**REQUIRED TASK:** Check each line of the records below and collect those holding "bound".

===

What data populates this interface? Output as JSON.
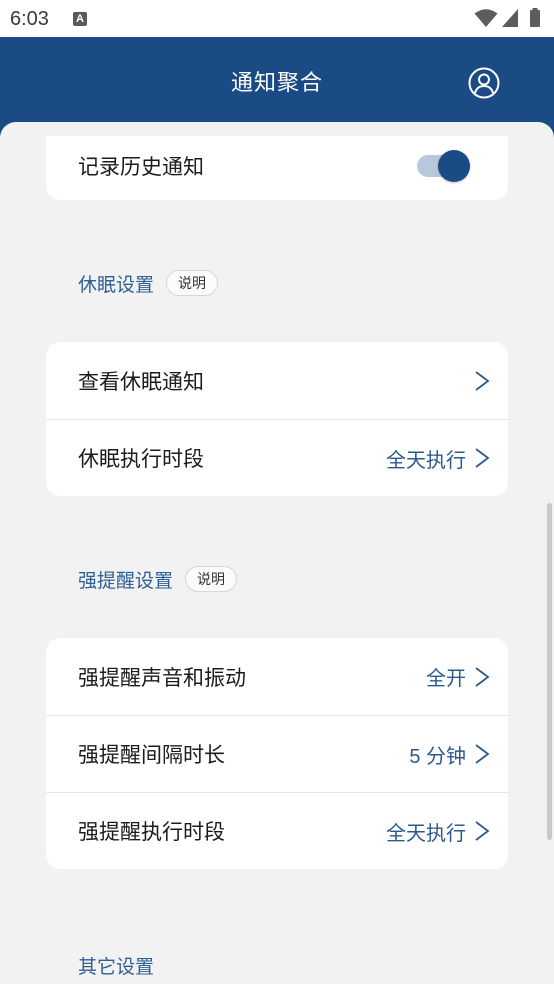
{
  "status_bar": {
    "time": "6:03",
    "notification_glyph": "A",
    "icons": [
      "wifi-icon",
      "signal-icon",
      "battery-icon"
    ]
  },
  "header": {
    "title": "通知聚合",
    "profile_icon": "account-circle-icon"
  },
  "history": {
    "label": "记录历史通知",
    "enabled": true
  },
  "sleep_section": {
    "title": "休眠设置",
    "info_label": "说明",
    "rows": [
      {
        "label": "查看休眠通知",
        "value": ""
      },
      {
        "label": "休眠执行时段",
        "value": "全天执行"
      }
    ]
  },
  "strong_section": {
    "title": "强提醒设置",
    "info_label": "说明",
    "rows": [
      {
        "label": "强提醒声音和振动",
        "value": "全开"
      },
      {
        "label": "强提醒间隔时长",
        "value": "5 分钟"
      },
      {
        "label": "强提醒执行时段",
        "value": "全天执行"
      }
    ]
  },
  "other_section": {
    "title": "其它设置"
  },
  "colors": {
    "header": "#1b4b84",
    "accent_text": "#2c5a8e",
    "section_title": "#2e5f97",
    "background": "#f2f2f3",
    "toggle_track": "#b8c7d9"
  }
}
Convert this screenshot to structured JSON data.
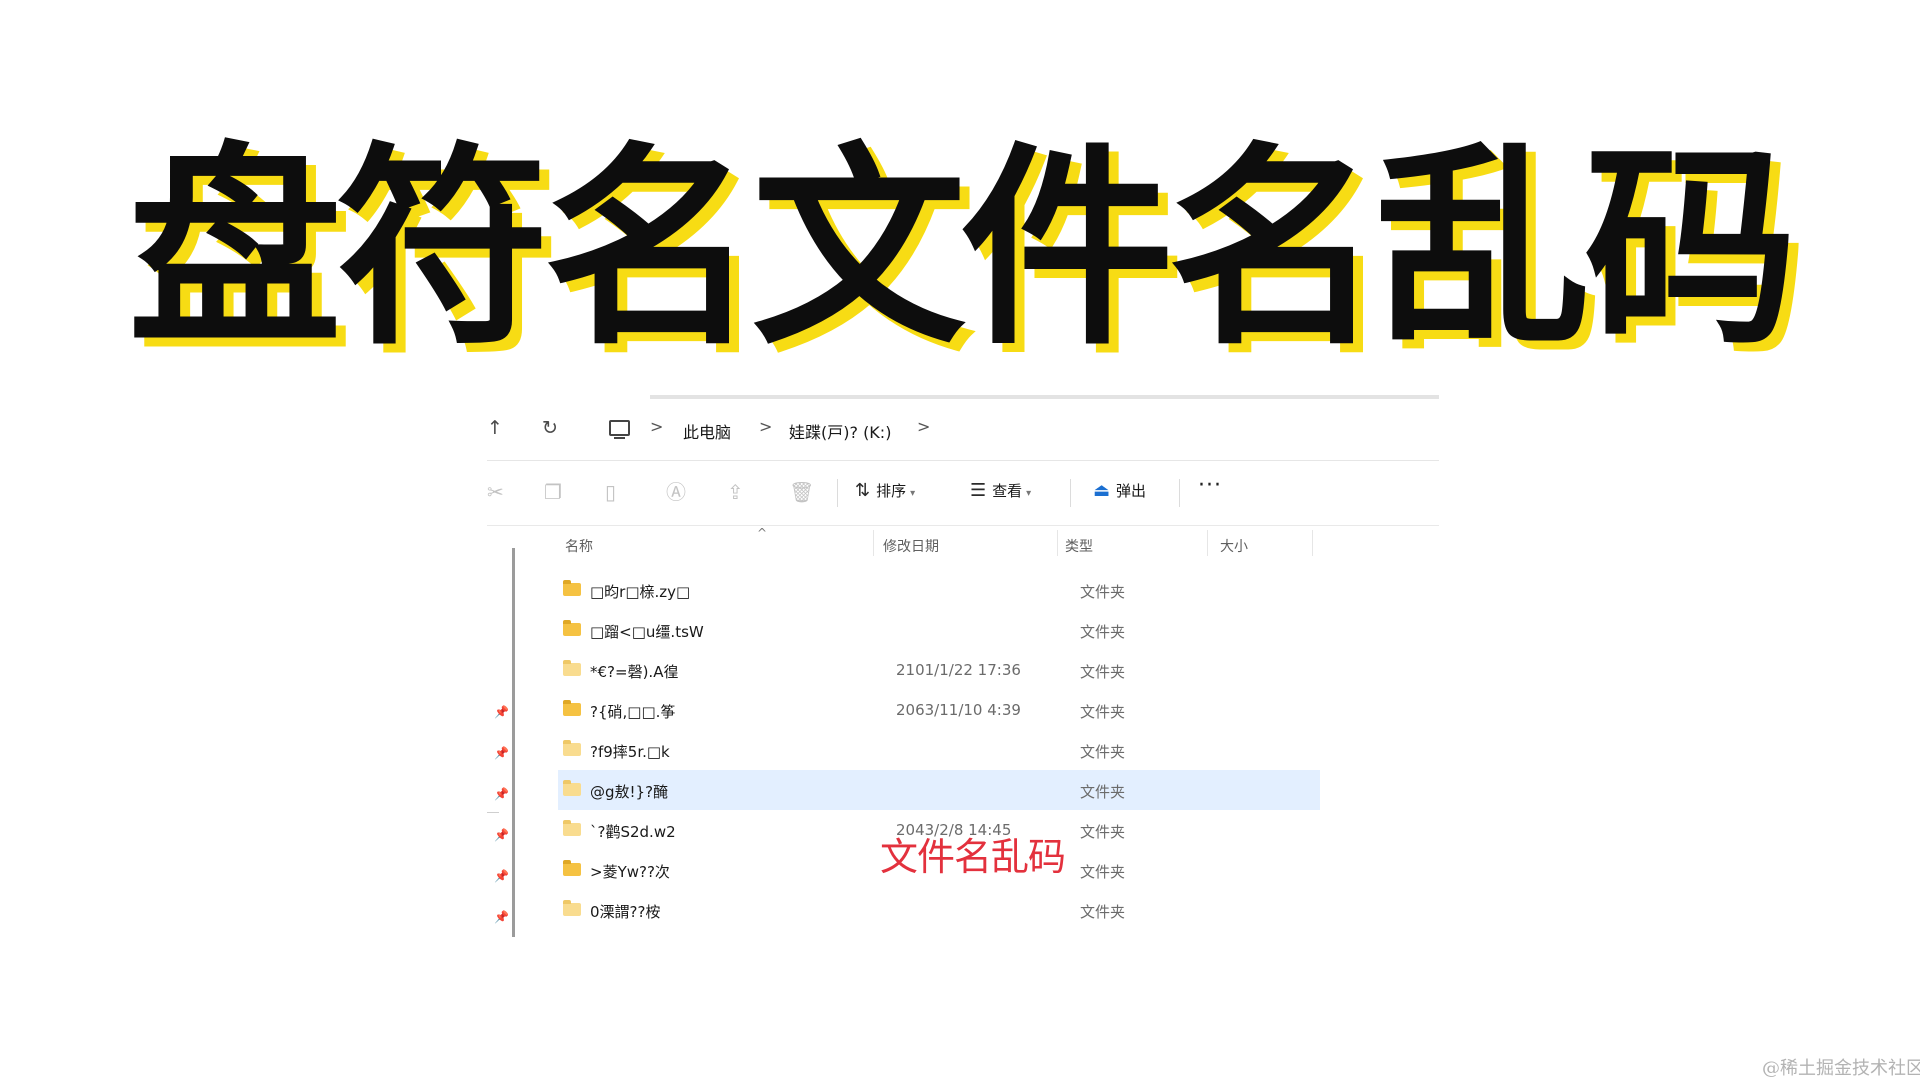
{
  "headline": "盘符名文件名乱码",
  "annotation": "文件名乱码",
  "watermark": "@稀土掘金技术社区",
  "explorer": {
    "nav": {
      "up_icon": "↑",
      "refresh_icon": "↻"
    },
    "breadcrumb": {
      "separator": ">",
      "items": [
        "此电脑",
        "娃蹀(戸)? (K:)"
      ]
    },
    "toolbar": {
      "sort_label": "排序",
      "view_label": "查看",
      "eject_label": "弹出",
      "more_label": "···",
      "icons": [
        "cut-icon",
        "copy-icon",
        "paste-icon",
        "rename-icon",
        "share-icon",
        "delete-icon"
      ]
    },
    "columns": {
      "name": "名称",
      "modified": "修改日期",
      "type": "类型",
      "size": "大小"
    },
    "files": [
      {
        "name": "□昀r□榇.zy□",
        "date": "",
        "type": "文件夹"
      },
      {
        "name": "□蹓<□u缰.tsW",
        "date": "",
        "type": "文件夹"
      },
      {
        "name": "*€?=磬).A徨",
        "date": "2101/1/22 17:36",
        "type": "文件夹"
      },
      {
        "name": "?{硝,□□.筝",
        "date": "2063/11/10 4:39",
        "type": "文件夹"
      },
      {
        "name": "?f9摔5r.□k",
        "date": "",
        "type": "文件夹"
      },
      {
        "name": "@g敖!}?醃",
        "date": "",
        "type": "文件夹",
        "selected": true
      },
      {
        "name": "`?鹳S2d.w2",
        "date": "2043/2/8 14:45",
        "type": "文件夹"
      },
      {
        "name": ">菱Yw??次",
        "date": "",
        "type": "文件夹"
      },
      {
        "name": "0溧謂??桉",
        "date": "",
        "type": "文件夹"
      }
    ]
  },
  "colors": {
    "headline": "#0d0d0d",
    "headline_shadow": "#f7dc14",
    "annotation": "#e3313d",
    "selection": "#e3efff",
    "folder": "#f5c242"
  }
}
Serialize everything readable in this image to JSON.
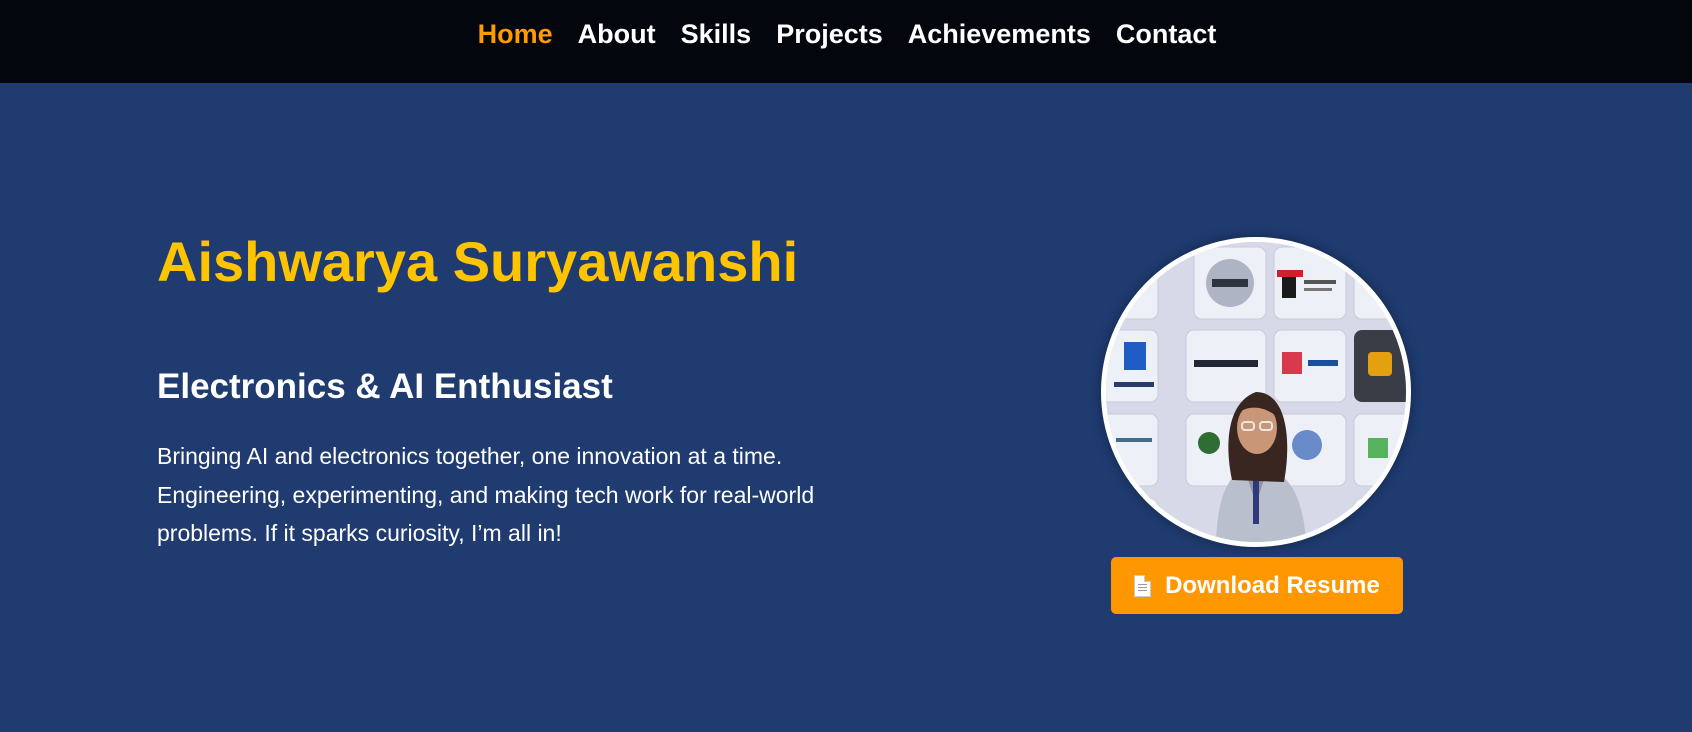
{
  "nav": {
    "items": [
      {
        "label": "Home",
        "active": true
      },
      {
        "label": "About",
        "active": false
      },
      {
        "label": "Skills",
        "active": false
      },
      {
        "label": "Projects",
        "active": false
      },
      {
        "label": "Achievements",
        "active": false
      },
      {
        "label": "Contact",
        "active": false
      }
    ]
  },
  "hero": {
    "name": "Aishwarya Suryawanshi",
    "tagline": "Electronics & AI Enthusiast",
    "description": "Bringing AI and electronics together, one innovation at a time. Engineering, experimenting, and making tech work for real-world problems. If it sparks curiosity, I’m all in!",
    "avatar_icon": "profile-photo",
    "resume_button": {
      "icon": "document-icon",
      "label": "Download Resume"
    }
  },
  "colors": {
    "nav_background": "#03060c",
    "hero_background": "#1f3b70",
    "name_color": "#ffc400",
    "active_link": "#ff9a00",
    "button_background": "#ff9800"
  }
}
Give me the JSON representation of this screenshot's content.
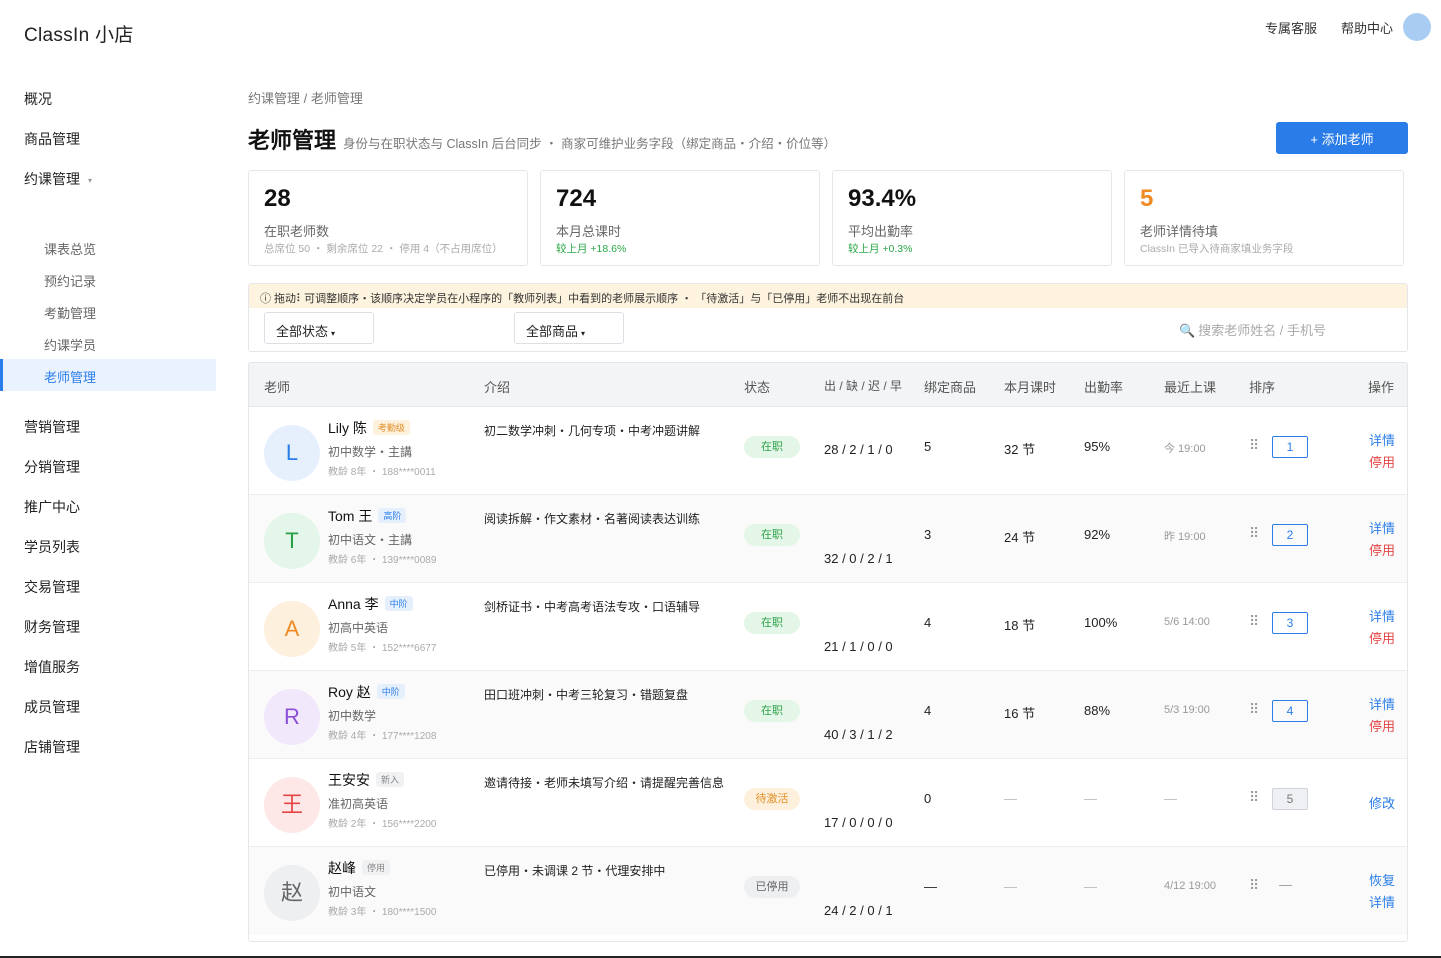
{
  "app": {
    "brand": "ClassIn 小店",
    "service_link": "专属客服",
    "help_link": "帮助中心"
  },
  "sidebar": {
    "items": [
      {
        "label": "概况"
      },
      {
        "label": "商品管理"
      },
      {
        "label": "约课管理"
      },
      {
        "label": "营销管理"
      },
      {
        "label": "分销管理"
      },
      {
        "label": "推广中心"
      },
      {
        "label": "学员列表"
      },
      {
        "label": "交易管理"
      },
      {
        "label": "财务管理"
      },
      {
        "label": "增值服务"
      },
      {
        "label": "成员管理"
      },
      {
        "label": "店铺管理"
      }
    ],
    "sub_items": [
      {
        "label": "课表总览"
      },
      {
        "label": "预约记录"
      },
      {
        "label": "考勤管理"
      },
      {
        "label": "约课学员"
      },
      {
        "label": "老师管理"
      }
    ]
  },
  "breadcrumb": "约课管理 / 老师管理",
  "page": {
    "title": "老师管理",
    "subtitle": "身份与在职状态与 ClassIn 后台同步 ・ 商家可维护业务字段（绑定商品・介绍・价位等）",
    "add_button": "+ 添加老师"
  },
  "stats": [
    {
      "value": "28",
      "label": "在职老师数",
      "note": "总席位 50 ・ 剩余席位 22 ・ 停用 4（不占用席位）"
    },
    {
      "value": "724",
      "label": "本月总课时",
      "note": "较上月 +18.6%"
    },
    {
      "value": "93.4%",
      "label": "平均出勤率",
      "note": "较上月 +0.3%"
    },
    {
      "value": "5",
      "label": "老师详情待填",
      "note": "ClassIn 已导入待商家填业务字段"
    }
  ],
  "filters": {
    "tip": "ⓘ 拖动⠇可调整顺序・该顺序决定学员在小程序的「教师列表」中看到的老师展示顺序 ・ 「待激活」与「已停用」老师不出现在前台",
    "status_select": "全部状态",
    "product_select": "全部商品",
    "search_placeholder": "搜索老师姓名 / 手机号"
  },
  "table": {
    "headers": {
      "teacher": "老师",
      "intro": "介绍",
      "status": "状态",
      "attendance": "出 / 缺 / 迟 / 早",
      "bound": "绑定商品",
      "hours": "本月课时",
      "rate": "出勤率",
      "recent": "最近上课",
      "order": "排序",
      "ops": "操作"
    },
    "rows": [
      {
        "initial": "L",
        "name": "Lily 陈",
        "badge": "考勤级",
        "subject": "初中数学・主講",
        "meta": "教龄 8年 ・ 188****0011",
        "intro": "初二数学冲刺・几何专项・中考冲题讲解",
        "status": "在职",
        "attendance": "28 / 2 / 1 / 0",
        "bound": "5",
        "hours": "32 节",
        "rate": "95%",
        "recent": "今 19:00",
        "order": "1",
        "op1": "详情",
        "op2": "停用"
      },
      {
        "initial": "T",
        "name": "Tom 王",
        "badge": "高阶",
        "subject": "初中语文・主講",
        "meta": "教龄 6年 ・ 139****0089",
        "intro": "阅读拆解・作文素材・名著阅读表达训练",
        "status": "在职",
        "attendance": "32 / 0 / 2 / 1",
        "bound": "3",
        "hours": "24 节",
        "rate": "92%",
        "recent": "昨 19:00",
        "order": "2",
        "op1": "详情",
        "op2": "停用"
      },
      {
        "initial": "A",
        "name": "Anna 李",
        "badge": "中阶",
        "subject": "初高中英语",
        "meta": "教龄 5年 ・ 152****6677",
        "intro": "剑桥证书・中考高考语法专攻・口语辅导",
        "status": "在职",
        "attendance": "21 / 1 / 0 / 0",
        "bound": "4",
        "hours": "18 节",
        "rate": "100%",
        "recent": "5/6 14:00",
        "order": "3",
        "op1": "详情",
        "op2": "停用"
      },
      {
        "initial": "R",
        "name": "Roy 赵",
        "badge": "中阶",
        "subject": "初中数学",
        "meta": "教龄 4年 ・ 177****1208",
        "intro": "田口班冲刺・中考三轮复习・错题复盘",
        "status": "在职",
        "attendance": "40 / 3 / 1 / 2",
        "bound": "4",
        "hours": "16 节",
        "rate": "88%",
        "recent": "5/3 19:00",
        "order": "4",
        "op1": "详情",
        "op2": "停用"
      },
      {
        "initial": "王",
        "name": "王安安",
        "badge": "新入",
        "subject": "准初高英语",
        "meta": "教龄 2年 ・ 156****2200",
        "intro": "邀请待接・老师未填写介绍・请提醒完善信息",
        "status": "待激活",
        "attendance": "17 / 0 / 0 / 0",
        "bound": "0",
        "hours": "—",
        "rate": "—",
        "recent": "—",
        "order": "5",
        "op1": "修改"
      },
      {
        "initial": "赵",
        "name": "赵峰",
        "badge": "停用",
        "subject": "初中语文",
        "meta": "教龄 3年 ・ 180****1500",
        "intro": "已停用・未调课 2 节・代理安排中",
        "status": "已停用",
        "attendance": "24 / 2 / 0 / 1",
        "bound": "—",
        "hours": "—",
        "rate": "—",
        "recent": "4/12 19:00",
        "order": "—",
        "op1": "恢复",
        "op2": "详情"
      }
    ]
  },
  "colors": {
    "accent": "#2b7de9",
    "success": "#28a745",
    "warning": "#f08a24",
    "danger": "#e64545"
  }
}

===

**EXPECTED OUTPUT:**
      "bound": "绑定商品",
        "bound": "5",
        "bound": "3",
        "bound": "4",
        "bound": "4",
        "bound": "0",
        "bound": "—",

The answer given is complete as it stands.